:: Data for processing ::

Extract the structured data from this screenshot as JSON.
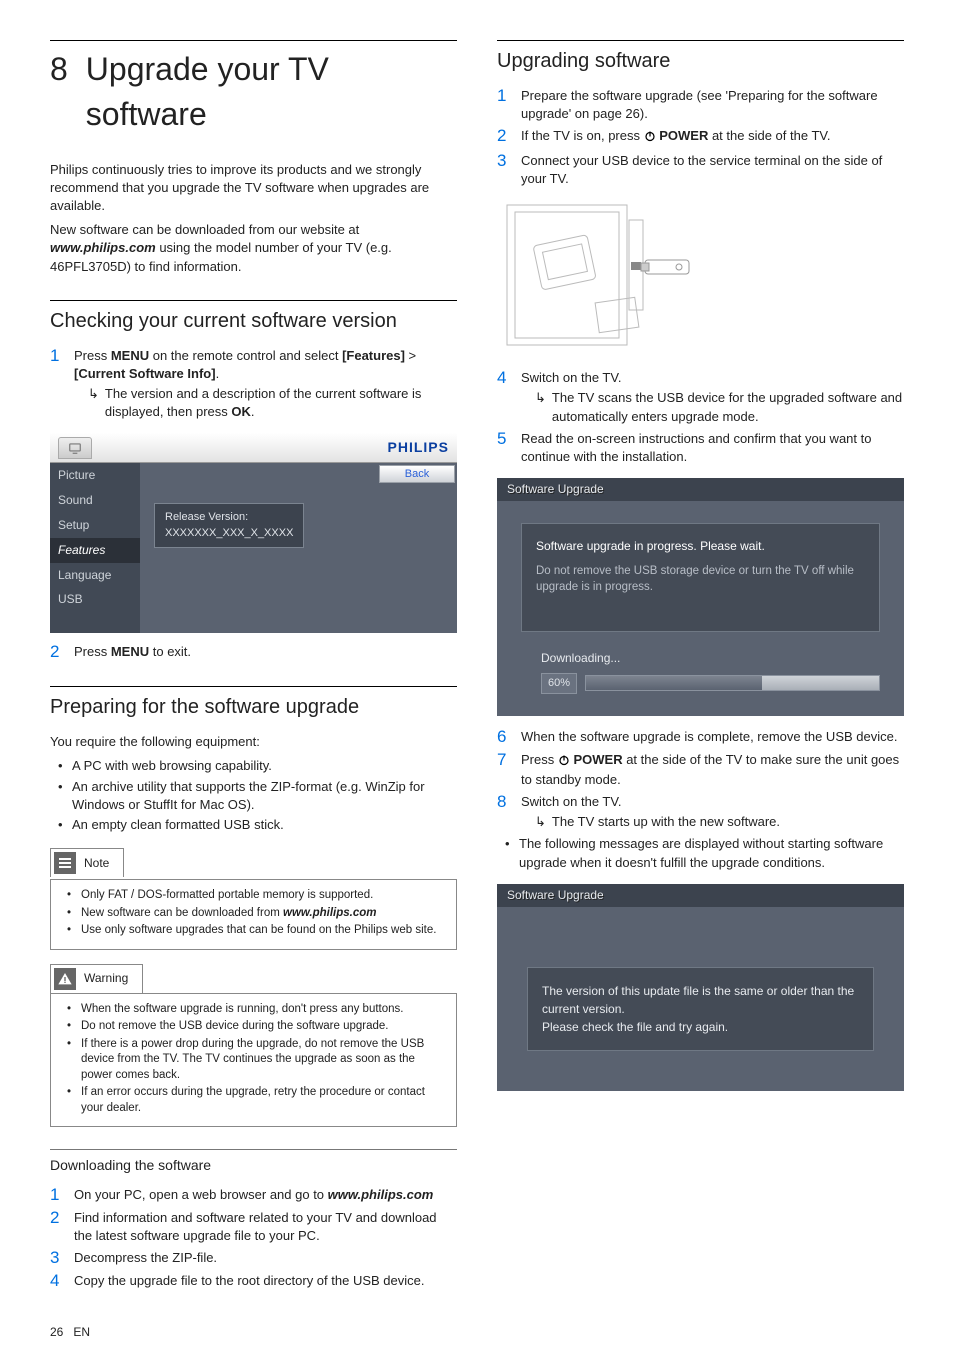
{
  "page": {
    "number": "26",
    "lang": "EN"
  },
  "chapter": {
    "number": "8",
    "title": "Upgrade your TV software"
  },
  "intro": {
    "p1": "Philips continuously tries to improve its products and we strongly recommend that you upgrade the TV software when upgrades are available.",
    "p2a": "New software can be downloaded from our website at ",
    "p2_url": "www.philips.com",
    "p2b": " using the model number of your TV (e.g. 46PFL3705D) to find information."
  },
  "check": {
    "heading": "Checking your current software version",
    "step1_n": "1",
    "step1_a": "Press ",
    "step1_menu": "MENU",
    "step1_b": " on the remote control and select ",
    "step1_feat": "[Features]",
    "step1_gt": " > ",
    "step1_csi": "[Current Software Info]",
    "step1_dot": ".",
    "step1_sub_a": "The version and a description of the current software is displayed, then press ",
    "step1_sub_ok": "OK",
    "step1_sub_b": ".",
    "step2_n": "2",
    "step2_a": "Press ",
    "step2_menu": "MENU",
    "step2_b": " to exit."
  },
  "tvmenu": {
    "brand": "PHILIPS",
    "back": "Back",
    "items": [
      "Picture",
      "Sound",
      "Setup",
      "Features",
      "Language",
      "USB"
    ],
    "release_label": "Release Version:",
    "release_value": "XXXXXXX_XXX_X_XXXX"
  },
  "prep": {
    "heading": "Preparing for the software upgrade",
    "intro": "You require the following equipment:",
    "bullets": [
      "A PC with web browsing capability.",
      "An archive utility that supports the ZIP-format (e.g. WinZip for Windows or StuffIt for Mac OS).",
      "An empty clean formatted USB stick."
    ],
    "note_label": "Note",
    "note_bullets_a": "Only FAT / DOS-formatted portable memory is supported.",
    "note_bullets_b_pre": "New software can be downloaded from ",
    "note_bullets_b_url": "www.philips.com",
    "note_bullets_c": "Use only software upgrades that can be found on the Philips web site.",
    "warn_label": "Warning",
    "warn_bullets": [
      "When the software upgrade is running, don't press any buttons.",
      "Do not remove the USB device during the software upgrade.",
      "If there is a power drop during the upgrade, do not remove the USB device from the TV. The TV continues the upgrade as soon as the power comes back.",
      "If an error occurs during the upgrade, retry the procedure or contact your dealer."
    ]
  },
  "download": {
    "heading": "Downloading the software",
    "s1_n": "1",
    "s1_a": "On your PC, open a web browser and go to ",
    "s1_url": "www.philips.com",
    "s2_n": "2",
    "s2": "Find information and software related to your TV and download the latest software upgrade file to your PC.",
    "s3_n": "3",
    "s3": "Decompress the ZIP-file.",
    "s4_n": "4",
    "s4": "Copy the upgrade file to the root directory of the USB device."
  },
  "upgrade": {
    "heading": "Upgrading software",
    "s1_n": "1",
    "s1": "Prepare the software upgrade (see 'Preparing for the software upgrade' on page 26).",
    "s2_n": "2",
    "s2_a": "If the TV is on, press ",
    "s2_pow": "POWER",
    "s2_b": " at the side of the TV.",
    "s3_n": "3",
    "s3": "Connect your USB device to the service terminal on the side of your TV.",
    "s4_n": "4",
    "s4": "Switch on the TV.",
    "s4_sub": "The TV scans the USB device for the upgraded software and automatically enters upgrade mode.",
    "s5_n": "5",
    "s5": "Read the on-screen instructions and confirm that you want to continue with the installation.",
    "s6_n": "6",
    "s6": "When the software upgrade is complete, remove the USB device.",
    "s7_n": "7",
    "s7_a": "Press ",
    "s7_pow": "POWER",
    "s7_b": " at the side of the TV to make sure the unit goes to standby mode.",
    "s8_n": "8",
    "s8": "Switch on the TV.",
    "s8_sub": "The TV starts up with the new software.",
    "extra": "The following messages are displayed without starting software upgrade when it doesn't fulfill the upgrade conditions."
  },
  "swbox": {
    "title": "Software Upgrade",
    "line1": "Software upgrade in progress. Please wait.",
    "line2": "Do not remove the USB storage device or turn the TV off while upgrade is in progress.",
    "downloading": "Downloading...",
    "percent": "60%"
  },
  "swbox2": {
    "title": "Software Upgrade",
    "msg": "The version of this update file is the same or older than the current version.\nPlease check the file and try again."
  }
}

:::

Objective: Reproduce every line of the material precisely, omitting its pictures.

Reply:
Extract the structured data from this screenshot as JSON.
{
  "page": {
    "number": "26",
    "lang": "EN"
  },
  "chapter": {
    "number": "8",
    "title": "Upgrade your TV software"
  },
  "intro": {
    "p1": "Philips continuously tries to improve its products and we strongly recommend that you upgrade the TV software when upgrades are available.",
    "p2a": "New software can be downloaded from our website at ",
    "p2_url": "www.philips.com",
    "p2b": " using the model number of your TV (e.g. 46PFL3705D) to find information."
  },
  "check": {
    "heading": "Checking your current software version",
    "step1_n": "1",
    "step1_a": "Press ",
    "step1_menu": "MENU",
    "step1_b": " on the remote control and select ",
    "step1_feat": "[Features]",
    "step1_gt": " > ",
    "step1_csi": "[Current Software Info]",
    "step1_dot": ".",
    "step1_sub_a": "The version and a description of the current software is displayed, then press ",
    "step1_sub_ok": "OK",
    "step1_sub_b": ".",
    "step2_n": "2",
    "step2_a": "Press ",
    "step2_menu": "MENU",
    "step2_b": " to exit."
  },
  "tvmenu": {
    "brand": "PHILIPS",
    "back": "Back",
    "items": [
      "Picture",
      "Sound",
      "Setup",
      "Features",
      "Language",
      "USB"
    ],
    "release_label": "Release Version:",
    "release_value": "XXXXXXX_XXX_X_XXXX"
  },
  "prep": {
    "heading": "Preparing for the software upgrade",
    "intro": "You require the following equipment:",
    "bullets": [
      "A PC with web browsing capability.",
      "An archive utility that supports the ZIP-format (e.g. WinZip for Windows or StuffIt for Mac OS).",
      "An empty clean formatted USB stick."
    ],
    "note_label": "Note",
    "note_bullets_a": "Only FAT / DOS-formatted portable memory is supported.",
    "note_bullets_b_pre": "New software can be downloaded from ",
    "note_bullets_b_url": "www.philips.com",
    "note_bullets_c": "Use only software upgrades that can be found on the Philips web site.",
    "warn_label": "Warning",
    "warn_bullets": [
      "When the software upgrade is running, don't press any buttons.",
      "Do not remove the USB device during the software upgrade.",
      "If there is a power drop during the upgrade, do not remove the USB device from the TV. The TV continues the upgrade as soon as the power comes back.",
      "If an error occurs during the upgrade, retry the procedure or contact your dealer."
    ]
  },
  "download": {
    "heading": "Downloading the software",
    "s1_n": "1",
    "s1_a": "On your PC, open a web browser and go to ",
    "s1_url": "www.philips.com",
    "s2_n": "2",
    "s2": "Find information and software related to your TV and download the latest software upgrade file to your PC.",
    "s3_n": "3",
    "s3": "Decompress the ZIP-file.",
    "s4_n": "4",
    "s4": "Copy the upgrade file to the root directory of the USB device."
  },
  "upgrade": {
    "heading": "Upgrading software",
    "s1_n": "1",
    "s1": "Prepare the software upgrade (see 'Preparing for the software upgrade' on page 26).",
    "s2_n": "2",
    "s2_a": "If the TV is on, press ",
    "s2_pow": "POWER",
    "s2_b": " at the side of the TV.",
    "s3_n": "3",
    "s3": "Connect your USB device to the service terminal on the side of your TV.",
    "s4_n": "4",
    "s4": "Switch on the TV.",
    "s4_sub": "The TV scans the USB device for the upgraded software and automatically enters upgrade mode.",
    "s5_n": "5",
    "s5": "Read the on-screen instructions and confirm that you want to continue with the installation.",
    "s6_n": "6",
    "s6": "When the software upgrade is complete, remove the USB device.",
    "s7_n": "7",
    "s7_a": "Press ",
    "s7_pow": "POWER",
    "s7_b": " at the side of the TV to make sure the unit goes to standby mode.",
    "s8_n": "8",
    "s8": "Switch on the TV.",
    "s8_sub": "The TV starts up with the new software.",
    "extra": "The following messages are displayed without starting software upgrade when it doesn't fulfill the upgrade conditions."
  },
  "swbox": {
    "title": "Software Upgrade",
    "line1": "Software upgrade in progress. Please wait.",
    "line2": "Do not remove the USB storage device or turn the TV off while upgrade is in progress.",
    "downloading": "Downloading...",
    "percent": "60%"
  },
  "swbox2": {
    "title": "Software Upgrade",
    "msg": "The version of this update file is the same or older than the current version.\nPlease check the file and try again."
  }
}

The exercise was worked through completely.